--- What the task asks ---
Quote, verbatim, all material below, without pictures.
· · ·
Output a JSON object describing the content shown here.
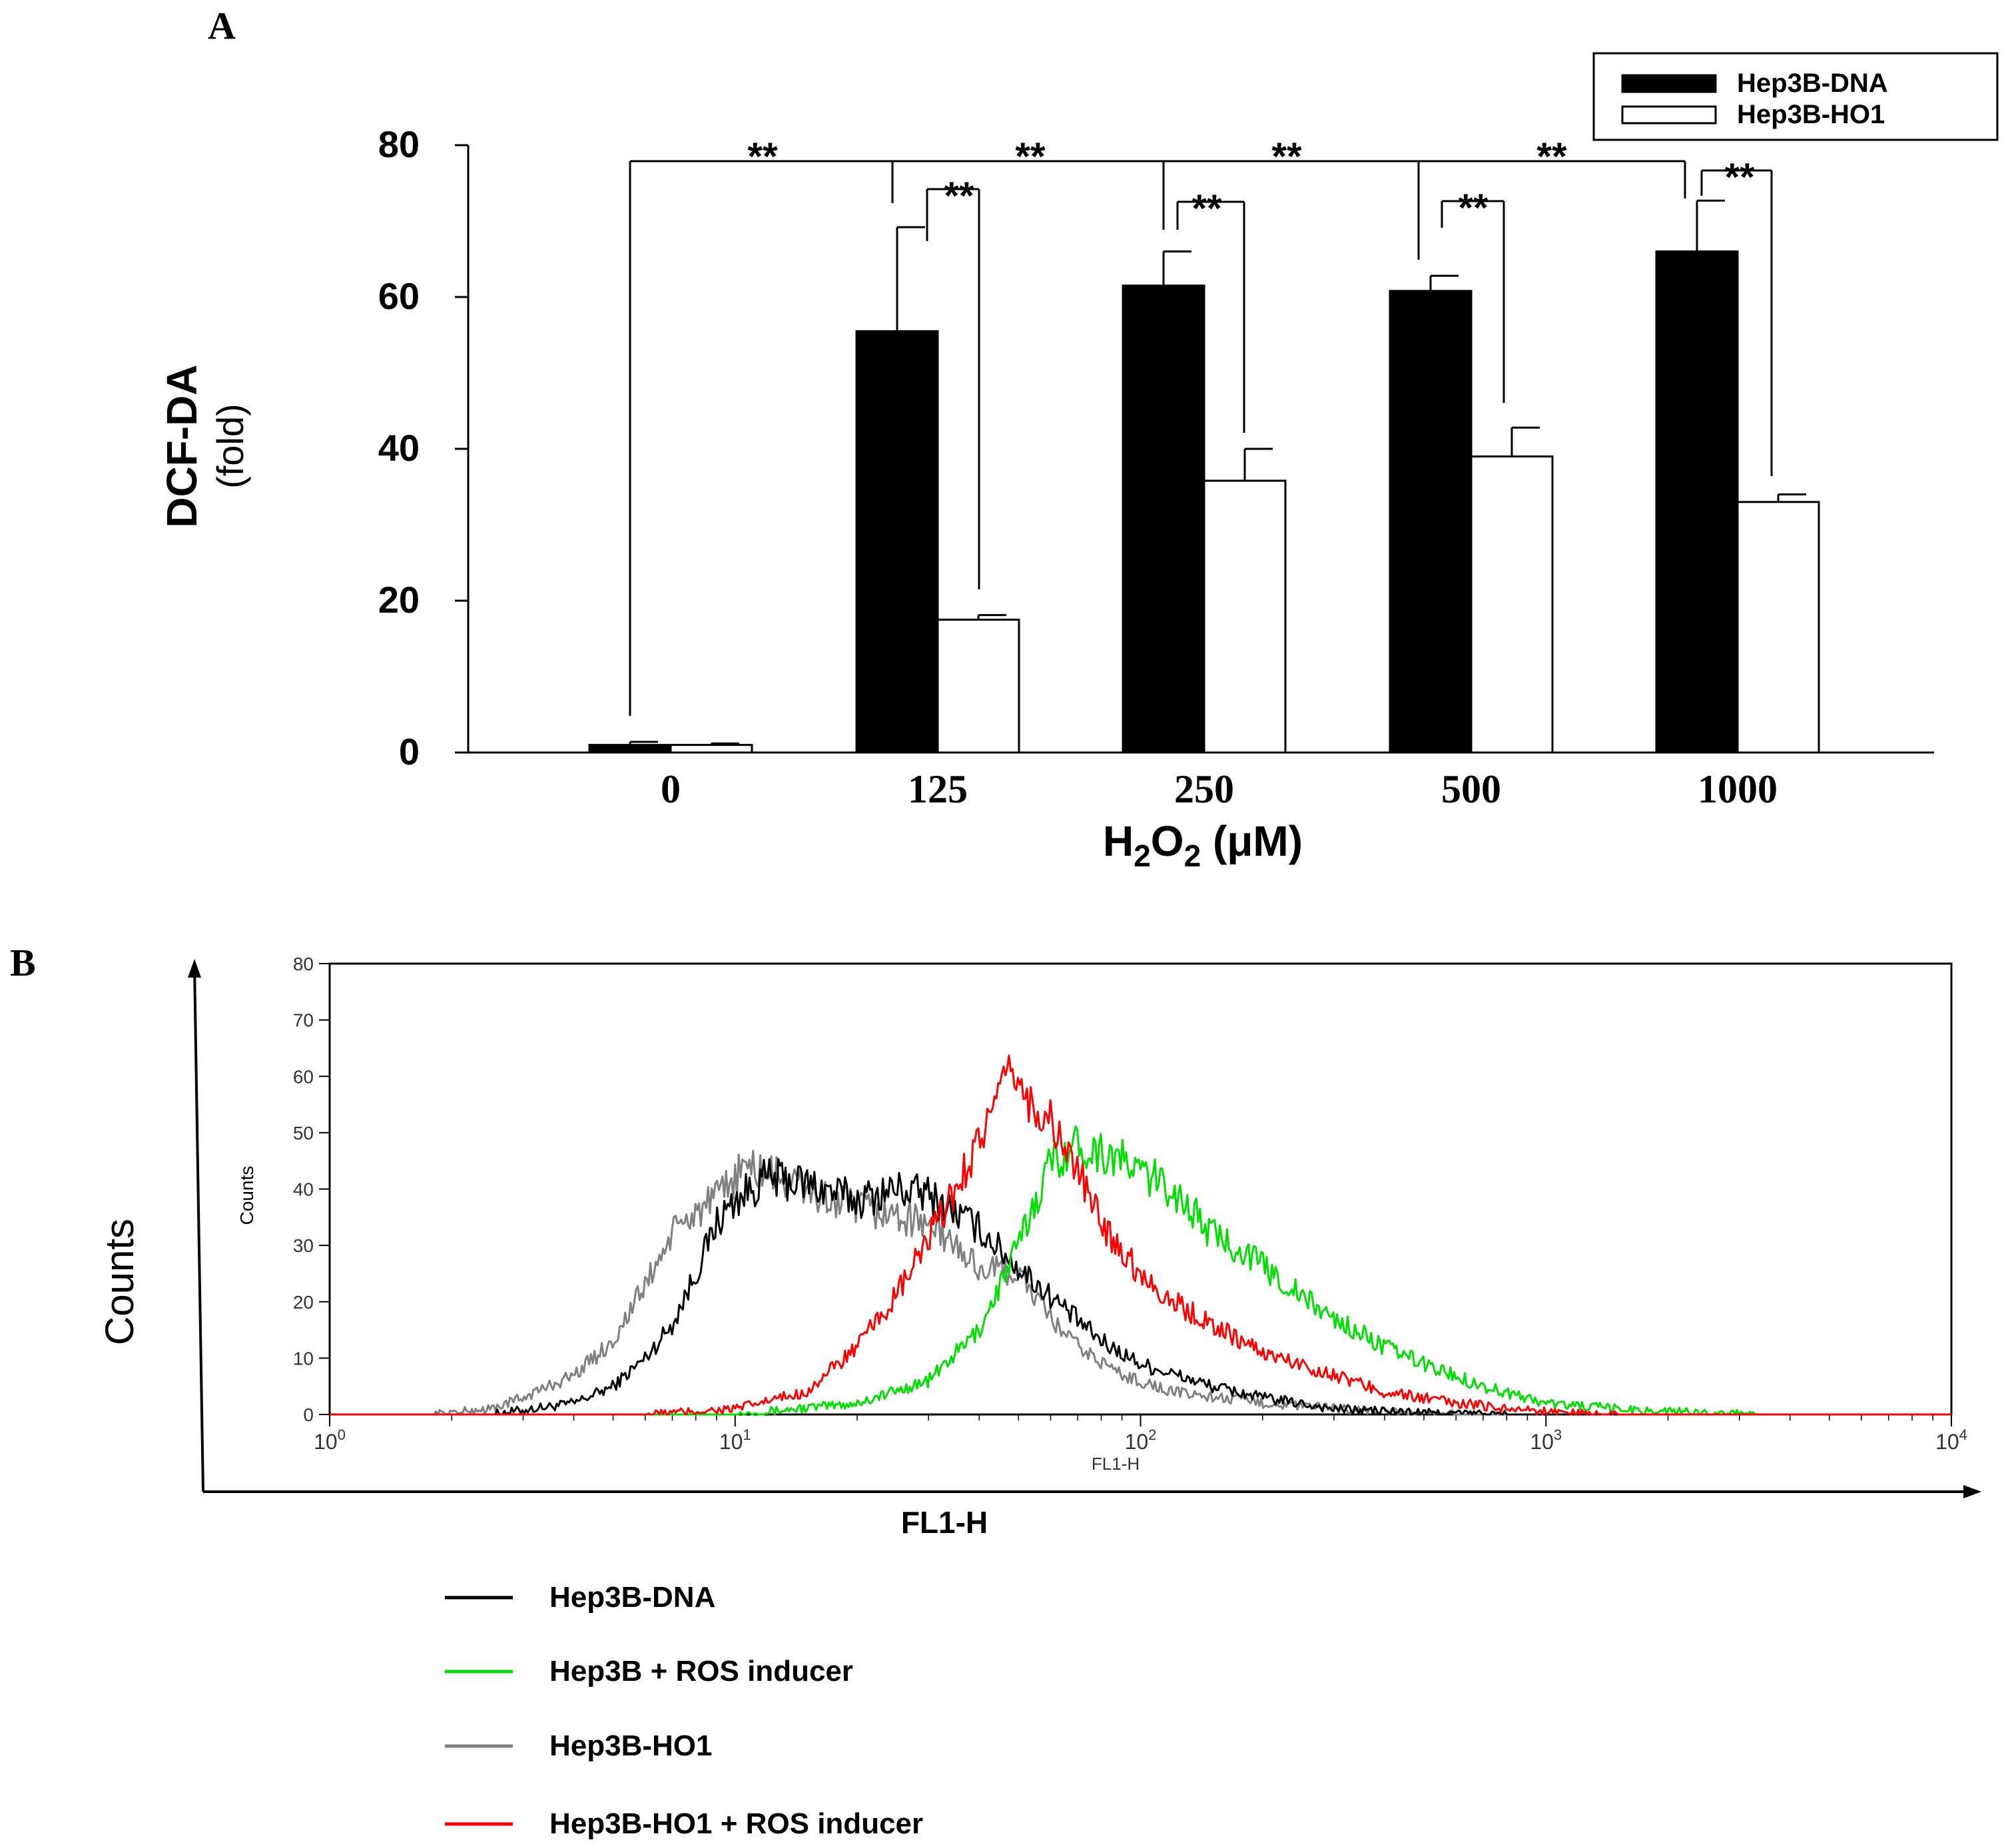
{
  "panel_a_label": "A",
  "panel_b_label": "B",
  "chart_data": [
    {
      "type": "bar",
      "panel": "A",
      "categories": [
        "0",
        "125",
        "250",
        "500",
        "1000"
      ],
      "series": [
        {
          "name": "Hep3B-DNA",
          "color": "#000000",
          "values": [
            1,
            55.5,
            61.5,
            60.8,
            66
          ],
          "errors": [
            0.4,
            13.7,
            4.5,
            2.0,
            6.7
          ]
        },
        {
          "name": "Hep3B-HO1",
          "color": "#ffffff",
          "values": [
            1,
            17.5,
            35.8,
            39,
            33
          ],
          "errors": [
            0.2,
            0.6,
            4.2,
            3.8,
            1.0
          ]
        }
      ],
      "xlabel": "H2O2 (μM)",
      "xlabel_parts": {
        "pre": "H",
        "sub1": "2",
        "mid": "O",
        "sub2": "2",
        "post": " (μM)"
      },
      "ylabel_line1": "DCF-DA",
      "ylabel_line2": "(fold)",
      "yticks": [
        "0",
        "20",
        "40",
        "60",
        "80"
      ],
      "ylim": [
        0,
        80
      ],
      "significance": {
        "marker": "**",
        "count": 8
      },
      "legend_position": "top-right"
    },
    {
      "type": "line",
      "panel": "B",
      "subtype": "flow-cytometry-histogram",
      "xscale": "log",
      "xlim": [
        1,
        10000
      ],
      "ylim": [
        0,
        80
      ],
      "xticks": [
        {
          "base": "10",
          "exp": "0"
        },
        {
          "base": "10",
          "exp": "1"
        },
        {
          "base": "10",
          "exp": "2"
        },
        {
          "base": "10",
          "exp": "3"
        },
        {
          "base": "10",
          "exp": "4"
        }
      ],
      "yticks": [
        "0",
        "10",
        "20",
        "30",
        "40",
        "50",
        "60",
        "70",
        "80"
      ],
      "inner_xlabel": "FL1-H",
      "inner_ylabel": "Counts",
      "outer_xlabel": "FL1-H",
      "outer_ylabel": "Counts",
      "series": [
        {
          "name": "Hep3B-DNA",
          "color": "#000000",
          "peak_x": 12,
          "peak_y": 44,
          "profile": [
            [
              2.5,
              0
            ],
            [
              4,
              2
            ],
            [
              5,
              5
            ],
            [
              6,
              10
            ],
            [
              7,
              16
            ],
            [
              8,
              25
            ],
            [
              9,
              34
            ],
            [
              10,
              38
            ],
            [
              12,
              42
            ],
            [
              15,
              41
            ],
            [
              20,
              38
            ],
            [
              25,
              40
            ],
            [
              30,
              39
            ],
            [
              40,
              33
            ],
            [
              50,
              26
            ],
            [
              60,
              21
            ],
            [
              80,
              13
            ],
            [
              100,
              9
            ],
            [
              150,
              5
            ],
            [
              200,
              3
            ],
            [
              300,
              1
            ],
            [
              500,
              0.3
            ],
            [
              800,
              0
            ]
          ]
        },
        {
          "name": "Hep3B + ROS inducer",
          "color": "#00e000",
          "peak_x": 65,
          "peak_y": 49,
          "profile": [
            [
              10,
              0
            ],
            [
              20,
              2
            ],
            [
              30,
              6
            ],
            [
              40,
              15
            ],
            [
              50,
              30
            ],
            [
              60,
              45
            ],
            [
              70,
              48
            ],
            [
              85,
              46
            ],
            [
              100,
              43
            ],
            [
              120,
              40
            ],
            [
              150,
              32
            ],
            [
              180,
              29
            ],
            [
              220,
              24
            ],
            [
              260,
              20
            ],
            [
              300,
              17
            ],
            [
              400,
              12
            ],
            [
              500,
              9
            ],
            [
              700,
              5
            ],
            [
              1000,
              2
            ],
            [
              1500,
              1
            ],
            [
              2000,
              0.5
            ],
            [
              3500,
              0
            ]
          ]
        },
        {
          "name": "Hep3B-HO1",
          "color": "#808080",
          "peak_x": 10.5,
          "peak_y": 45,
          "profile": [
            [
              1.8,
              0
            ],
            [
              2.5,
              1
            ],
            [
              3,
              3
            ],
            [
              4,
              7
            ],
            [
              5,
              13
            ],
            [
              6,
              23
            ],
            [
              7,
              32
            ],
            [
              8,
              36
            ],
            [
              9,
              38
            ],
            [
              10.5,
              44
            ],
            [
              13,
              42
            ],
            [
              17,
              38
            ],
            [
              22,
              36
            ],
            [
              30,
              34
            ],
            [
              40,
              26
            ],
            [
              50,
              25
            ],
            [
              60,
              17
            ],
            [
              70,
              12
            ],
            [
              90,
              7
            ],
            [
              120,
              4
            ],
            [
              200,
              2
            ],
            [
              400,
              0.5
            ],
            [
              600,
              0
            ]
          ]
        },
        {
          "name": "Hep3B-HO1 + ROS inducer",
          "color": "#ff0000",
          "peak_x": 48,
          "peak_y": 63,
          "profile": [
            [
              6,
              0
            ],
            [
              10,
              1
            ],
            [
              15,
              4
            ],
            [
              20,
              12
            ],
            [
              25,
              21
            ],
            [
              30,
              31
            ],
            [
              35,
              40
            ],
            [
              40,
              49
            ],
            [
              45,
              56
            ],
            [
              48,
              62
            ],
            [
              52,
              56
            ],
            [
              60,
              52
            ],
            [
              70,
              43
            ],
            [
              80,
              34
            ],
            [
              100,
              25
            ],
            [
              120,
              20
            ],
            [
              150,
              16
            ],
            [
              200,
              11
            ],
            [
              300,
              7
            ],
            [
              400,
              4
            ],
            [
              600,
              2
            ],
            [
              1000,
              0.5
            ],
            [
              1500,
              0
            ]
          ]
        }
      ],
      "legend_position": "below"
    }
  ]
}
· · ·
--- Written solution ---
Output a JSON object describing the content shown here.
{
  "panel_a_label": "A",
  "panel_b_label": "B",
  "chart_data": [
    {
      "type": "bar",
      "panel": "A",
      "categories": [
        "0",
        "125",
        "250",
        "500",
        "1000"
      ],
      "series": [
        {
          "name": "Hep3B-DNA",
          "color": "#000000",
          "values": [
            1,
            55.5,
            61.5,
            60.8,
            66
          ],
          "errors": [
            0.4,
            13.7,
            4.5,
            2.0,
            6.7
          ]
        },
        {
          "name": "Hep3B-HO1",
          "color": "#ffffff",
          "values": [
            1,
            17.5,
            35.8,
            39,
            33
          ],
          "errors": [
            0.2,
            0.6,
            4.2,
            3.8,
            1.0
          ]
        }
      ],
      "xlabel": "H2O2 (μM)",
      "xlabel_parts": {
        "pre": "H",
        "sub1": "2",
        "mid": "O",
        "sub2": "2",
        "post": " (μM)"
      },
      "ylabel_line1": "DCF-DA",
      "ylabel_line2": "(fold)",
      "yticks": [
        "0",
        "20",
        "40",
        "60",
        "80"
      ],
      "ylim": [
        0,
        80
      ],
      "significance": {
        "marker": "**",
        "count": 8
      },
      "legend_position": "top-right"
    },
    {
      "type": "line",
      "panel": "B",
      "subtype": "flow-cytometry-histogram",
      "xscale": "log",
      "xlim": [
        1,
        10000
      ],
      "ylim": [
        0,
        80
      ],
      "xticks": [
        {
          "base": "10",
          "exp": "0"
        },
        {
          "base": "10",
          "exp": "1"
        },
        {
          "base": "10",
          "exp": "2"
        },
        {
          "base": "10",
          "exp": "3"
        },
        {
          "base": "10",
          "exp": "4"
        }
      ],
      "yticks": [
        "0",
        "10",
        "20",
        "30",
        "40",
        "50",
        "60",
        "70",
        "80"
      ],
      "inner_xlabel": "FL1-H",
      "inner_ylabel": "Counts",
      "outer_xlabel": "FL1-H",
      "outer_ylabel": "Counts",
      "series": [
        {
          "name": "Hep3B-DNA",
          "color": "#000000",
          "peak_x": 12,
          "peak_y": 44,
          "profile": [
            [
              2.5,
              0
            ],
            [
              4,
              2
            ],
            [
              5,
              5
            ],
            [
              6,
              10
            ],
            [
              7,
              16
            ],
            [
              8,
              25
            ],
            [
              9,
              34
            ],
            [
              10,
              38
            ],
            [
              12,
              42
            ],
            [
              15,
              41
            ],
            [
              20,
              38
            ],
            [
              25,
              40
            ],
            [
              30,
              39
            ],
            [
              40,
              33
            ],
            [
              50,
              26
            ],
            [
              60,
              21
            ],
            [
              80,
              13
            ],
            [
              100,
              9
            ],
            [
              150,
              5
            ],
            [
              200,
              3
            ],
            [
              300,
              1
            ],
            [
              500,
              0.3
            ],
            [
              800,
              0
            ]
          ]
        },
        {
          "name": "Hep3B + ROS inducer",
          "color": "#00e000",
          "peak_x": 65,
          "peak_y": 49,
          "profile": [
            [
              10,
              0
            ],
            [
              20,
              2
            ],
            [
              30,
              6
            ],
            [
              40,
              15
            ],
            [
              50,
              30
            ],
            [
              60,
              45
            ],
            [
              70,
              48
            ],
            [
              85,
              46
            ],
            [
              100,
              43
            ],
            [
              120,
              40
            ],
            [
              150,
              32
            ],
            [
              180,
              29
            ],
            [
              220,
              24
            ],
            [
              260,
              20
            ],
            [
              300,
              17
            ],
            [
              400,
              12
            ],
            [
              500,
              9
            ],
            [
              700,
              5
            ],
            [
              1000,
              2
            ],
            [
              1500,
              1
            ],
            [
              2000,
              0.5
            ],
            [
              3500,
              0
            ]
          ]
        },
        {
          "name": "Hep3B-HO1",
          "color": "#808080",
          "peak_x": 10.5,
          "peak_y": 45,
          "profile": [
            [
              1.8,
              0
            ],
            [
              2.5,
              1
            ],
            [
              3,
              3
            ],
            [
              4,
              7
            ],
            [
              5,
              13
            ],
            [
              6,
              23
            ],
            [
              7,
              32
            ],
            [
              8,
              36
            ],
            [
              9,
              38
            ],
            [
              10.5,
              44
            ],
            [
              13,
              42
            ],
            [
              17,
              38
            ],
            [
              22,
              36
            ],
            [
              30,
              34
            ],
            [
              40,
              26
            ],
            [
              50,
              25
            ],
            [
              60,
              17
            ],
            [
              70,
              12
            ],
            [
              90,
              7
            ],
            [
              120,
              4
            ],
            [
              200,
              2
            ],
            [
              400,
              0.5
            ],
            [
              600,
              0
            ]
          ]
        },
        {
          "name": "Hep3B-HO1 + ROS inducer",
          "color": "#ff0000",
          "peak_x": 48,
          "peak_y": 63,
          "profile": [
            [
              6,
              0
            ],
            [
              10,
              1
            ],
            [
              15,
              4
            ],
            [
              20,
              12
            ],
            [
              25,
              21
            ],
            [
              30,
              31
            ],
            [
              35,
              40
            ],
            [
              40,
              49
            ],
            [
              45,
              56
            ],
            [
              48,
              62
            ],
            [
              52,
              56
            ],
            [
              60,
              52
            ],
            [
              70,
              43
            ],
            [
              80,
              34
            ],
            [
              100,
              25
            ],
            [
              120,
              20
            ],
            [
              150,
              16
            ],
            [
              200,
              11
            ],
            [
              300,
              7
            ],
            [
              400,
              4
            ],
            [
              600,
              2
            ],
            [
              1000,
              0.5
            ],
            [
              1500,
              0
            ]
          ]
        }
      ],
      "legend_position": "below"
    }
  ]
}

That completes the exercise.